_Requirement_. Each entry must appear again exactly as it does in the source.

--- BEGIN Material to process ---

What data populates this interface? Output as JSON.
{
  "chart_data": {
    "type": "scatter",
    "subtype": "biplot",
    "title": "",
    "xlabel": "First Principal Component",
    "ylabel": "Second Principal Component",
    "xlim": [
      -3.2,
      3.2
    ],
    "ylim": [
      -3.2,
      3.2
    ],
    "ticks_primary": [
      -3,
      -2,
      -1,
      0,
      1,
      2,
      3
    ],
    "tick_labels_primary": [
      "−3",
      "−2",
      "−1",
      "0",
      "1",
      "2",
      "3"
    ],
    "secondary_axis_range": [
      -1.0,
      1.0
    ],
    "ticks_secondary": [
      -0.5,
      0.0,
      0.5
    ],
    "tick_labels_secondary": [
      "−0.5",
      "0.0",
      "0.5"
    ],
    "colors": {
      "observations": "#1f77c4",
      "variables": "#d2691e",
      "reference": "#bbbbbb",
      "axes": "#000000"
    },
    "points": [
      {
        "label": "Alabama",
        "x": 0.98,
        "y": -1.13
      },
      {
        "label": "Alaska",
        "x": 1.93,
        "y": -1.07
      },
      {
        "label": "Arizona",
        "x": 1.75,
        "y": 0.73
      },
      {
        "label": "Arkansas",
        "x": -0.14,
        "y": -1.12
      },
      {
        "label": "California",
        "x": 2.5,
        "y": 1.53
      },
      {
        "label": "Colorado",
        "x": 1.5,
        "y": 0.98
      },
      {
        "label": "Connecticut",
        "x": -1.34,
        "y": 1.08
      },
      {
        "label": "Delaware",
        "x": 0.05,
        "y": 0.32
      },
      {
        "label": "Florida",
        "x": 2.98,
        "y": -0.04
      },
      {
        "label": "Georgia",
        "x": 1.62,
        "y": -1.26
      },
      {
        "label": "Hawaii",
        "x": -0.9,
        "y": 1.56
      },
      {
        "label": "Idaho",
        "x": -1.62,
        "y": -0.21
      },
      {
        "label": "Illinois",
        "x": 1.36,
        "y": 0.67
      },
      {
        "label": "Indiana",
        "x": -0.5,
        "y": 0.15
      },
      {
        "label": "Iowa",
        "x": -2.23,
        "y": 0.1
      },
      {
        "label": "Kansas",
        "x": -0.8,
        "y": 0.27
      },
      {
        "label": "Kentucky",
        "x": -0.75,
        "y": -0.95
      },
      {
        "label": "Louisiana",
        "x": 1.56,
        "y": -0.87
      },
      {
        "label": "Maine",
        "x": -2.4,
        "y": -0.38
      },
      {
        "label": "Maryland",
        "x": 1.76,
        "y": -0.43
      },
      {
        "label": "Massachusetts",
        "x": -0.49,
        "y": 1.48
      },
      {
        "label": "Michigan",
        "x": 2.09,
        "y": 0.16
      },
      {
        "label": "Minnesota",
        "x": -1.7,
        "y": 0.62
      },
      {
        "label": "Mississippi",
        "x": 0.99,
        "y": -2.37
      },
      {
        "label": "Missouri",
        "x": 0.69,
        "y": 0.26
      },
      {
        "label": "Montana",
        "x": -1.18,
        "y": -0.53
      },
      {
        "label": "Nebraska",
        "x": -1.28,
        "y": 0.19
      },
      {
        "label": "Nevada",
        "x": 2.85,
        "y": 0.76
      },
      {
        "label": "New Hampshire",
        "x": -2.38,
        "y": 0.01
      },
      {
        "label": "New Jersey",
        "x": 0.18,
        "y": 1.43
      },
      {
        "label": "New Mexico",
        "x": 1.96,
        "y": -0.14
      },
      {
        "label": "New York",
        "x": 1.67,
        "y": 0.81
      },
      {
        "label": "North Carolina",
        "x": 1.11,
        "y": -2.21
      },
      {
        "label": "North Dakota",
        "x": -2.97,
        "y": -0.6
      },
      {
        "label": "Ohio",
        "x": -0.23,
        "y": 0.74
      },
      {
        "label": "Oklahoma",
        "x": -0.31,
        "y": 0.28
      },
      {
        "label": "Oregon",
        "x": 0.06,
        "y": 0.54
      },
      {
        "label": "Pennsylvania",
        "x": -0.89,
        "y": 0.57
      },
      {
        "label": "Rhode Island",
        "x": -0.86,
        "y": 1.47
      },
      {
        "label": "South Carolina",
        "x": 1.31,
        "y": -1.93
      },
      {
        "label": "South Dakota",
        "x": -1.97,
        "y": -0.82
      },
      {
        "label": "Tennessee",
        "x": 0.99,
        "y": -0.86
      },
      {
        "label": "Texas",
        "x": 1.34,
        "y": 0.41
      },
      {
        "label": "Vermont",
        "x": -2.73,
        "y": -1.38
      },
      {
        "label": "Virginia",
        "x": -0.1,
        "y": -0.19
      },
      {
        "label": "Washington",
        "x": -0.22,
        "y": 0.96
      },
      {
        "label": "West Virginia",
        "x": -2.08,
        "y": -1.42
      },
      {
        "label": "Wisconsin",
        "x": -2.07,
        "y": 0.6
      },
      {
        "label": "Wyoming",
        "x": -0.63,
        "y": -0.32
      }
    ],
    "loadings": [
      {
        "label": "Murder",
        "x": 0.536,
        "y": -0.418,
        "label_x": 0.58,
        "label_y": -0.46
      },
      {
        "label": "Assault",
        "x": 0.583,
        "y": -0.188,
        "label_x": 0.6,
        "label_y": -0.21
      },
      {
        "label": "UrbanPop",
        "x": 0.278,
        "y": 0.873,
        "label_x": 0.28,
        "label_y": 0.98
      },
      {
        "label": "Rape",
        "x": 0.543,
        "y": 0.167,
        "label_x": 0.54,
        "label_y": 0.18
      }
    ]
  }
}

--- END Material to process ---

_Answer in full_.
What data populates this interface? Output as JSON.
{
  "chart_data": {
    "type": "scatter",
    "subtype": "biplot",
    "title": "",
    "xlabel": "First Principal Component",
    "ylabel": "Second Principal Component",
    "xlim": [
      -3.2,
      3.2
    ],
    "ylim": [
      -3.2,
      3.2
    ],
    "ticks_primary": [
      -3,
      -2,
      -1,
      0,
      1,
      2,
      3
    ],
    "tick_labels_primary": [
      "−3",
      "−2",
      "−1",
      "0",
      "1",
      "2",
      "3"
    ],
    "secondary_axis_range": [
      -1.0,
      1.0
    ],
    "ticks_secondary": [
      -0.5,
      0.0,
      0.5
    ],
    "tick_labels_secondary": [
      "−0.5",
      "0.0",
      "0.5"
    ],
    "colors": {
      "observations": "#1f77c4",
      "variables": "#d2691e",
      "reference": "#bbbbbb",
      "axes": "#000000"
    },
    "points": [
      {
        "label": "Alabama",
        "x": 0.98,
        "y": -1.13
      },
      {
        "label": "Alaska",
        "x": 1.93,
        "y": -1.07
      },
      {
        "label": "Arizona",
        "x": 1.75,
        "y": 0.73
      },
      {
        "label": "Arkansas",
        "x": -0.14,
        "y": -1.12
      },
      {
        "label": "California",
        "x": 2.5,
        "y": 1.53
      },
      {
        "label": "Colorado",
        "x": 1.5,
        "y": 0.98
      },
      {
        "label": "Connecticut",
        "x": -1.34,
        "y": 1.08
      },
      {
        "label": "Delaware",
        "x": 0.05,
        "y": 0.32
      },
      {
        "label": "Florida",
        "x": 2.98,
        "y": -0.04
      },
      {
        "label": "Georgia",
        "x": 1.62,
        "y": -1.26
      },
      {
        "label": "Hawaii",
        "x": -0.9,
        "y": 1.56
      },
      {
        "label": "Idaho",
        "x": -1.62,
        "y": -0.21
      },
      {
        "label": "Illinois",
        "x": 1.36,
        "y": 0.67
      },
      {
        "label": "Indiana",
        "x": -0.5,
        "y": 0.15
      },
      {
        "label": "Iowa",
        "x": -2.23,
        "y": 0.1
      },
      {
        "label": "Kansas",
        "x": -0.8,
        "y": 0.27
      },
      {
        "label": "Kentucky",
        "x": -0.75,
        "y": -0.95
      },
      {
        "label": "Louisiana",
        "x": 1.56,
        "y": -0.87
      },
      {
        "label": "Maine",
        "x": -2.4,
        "y": -0.38
      },
      {
        "label": "Maryland",
        "x": 1.76,
        "y": -0.43
      },
      {
        "label": "Massachusetts",
        "x": -0.49,
        "y": 1.48
      },
      {
        "label": "Michigan",
        "x": 2.09,
        "y": 0.16
      },
      {
        "label": "Minnesota",
        "x": -1.7,
        "y": 0.62
      },
      {
        "label": "Mississippi",
        "x": 0.99,
        "y": -2.37
      },
      {
        "label": "Missouri",
        "x": 0.69,
        "y": 0.26
      },
      {
        "label": "Montana",
        "x": -1.18,
        "y": -0.53
      },
      {
        "label": "Nebraska",
        "x": -1.28,
        "y": 0.19
      },
      {
        "label": "Nevada",
        "x": 2.85,
        "y": 0.76
      },
      {
        "label": "New Hampshire",
        "x": -2.38,
        "y": 0.01
      },
      {
        "label": "New Jersey",
        "x": 0.18,
        "y": 1.43
      },
      {
        "label": "New Mexico",
        "x": 1.96,
        "y": -0.14
      },
      {
        "label": "New York",
        "x": 1.67,
        "y": 0.81
      },
      {
        "label": "North Carolina",
        "x": 1.11,
        "y": -2.21
      },
      {
        "label": "North Dakota",
        "x": -2.97,
        "y": -0.6
      },
      {
        "label": "Ohio",
        "x": -0.23,
        "y": 0.74
      },
      {
        "label": "Oklahoma",
        "x": -0.31,
        "y": 0.28
      },
      {
        "label": "Oregon",
        "x": 0.06,
        "y": 0.54
      },
      {
        "label": "Pennsylvania",
        "x": -0.89,
        "y": 0.57
      },
      {
        "label": "Rhode Island",
        "x": -0.86,
        "y": 1.47
      },
      {
        "label": "South Carolina",
        "x": 1.31,
        "y": -1.93
      },
      {
        "label": "South Dakota",
        "x": -1.97,
        "y": -0.82
      },
      {
        "label": "Tennessee",
        "x": 0.99,
        "y": -0.86
      },
      {
        "label": "Texas",
        "x": 1.34,
        "y": 0.41
      },
      {
        "label": "Vermont",
        "x": -2.73,
        "y": -1.38
      },
      {
        "label": "Virginia",
        "x": -0.1,
        "y": -0.19
      },
      {
        "label": "Washington",
        "x": -0.22,
        "y": 0.96
      },
      {
        "label": "West Virginia",
        "x": -2.08,
        "y": -1.42
      },
      {
        "label": "Wisconsin",
        "x": -2.07,
        "y": 0.6
      },
      {
        "label": "Wyoming",
        "x": -0.63,
        "y": -0.32
      }
    ],
    "loadings": [
      {
        "label": "Murder",
        "x": 0.536,
        "y": -0.418,
        "label_x": 0.58,
        "label_y": -0.46
      },
      {
        "label": "Assault",
        "x": 0.583,
        "y": -0.188,
        "label_x": 0.6,
        "label_y": -0.21
      },
      {
        "label": "UrbanPop",
        "x": 0.278,
        "y": 0.873,
        "label_x": 0.28,
        "label_y": 0.98
      },
      {
        "label": "Rape",
        "x": 0.543,
        "y": 0.167,
        "label_x": 0.54,
        "label_y": 0.18
      }
    ]
  }
}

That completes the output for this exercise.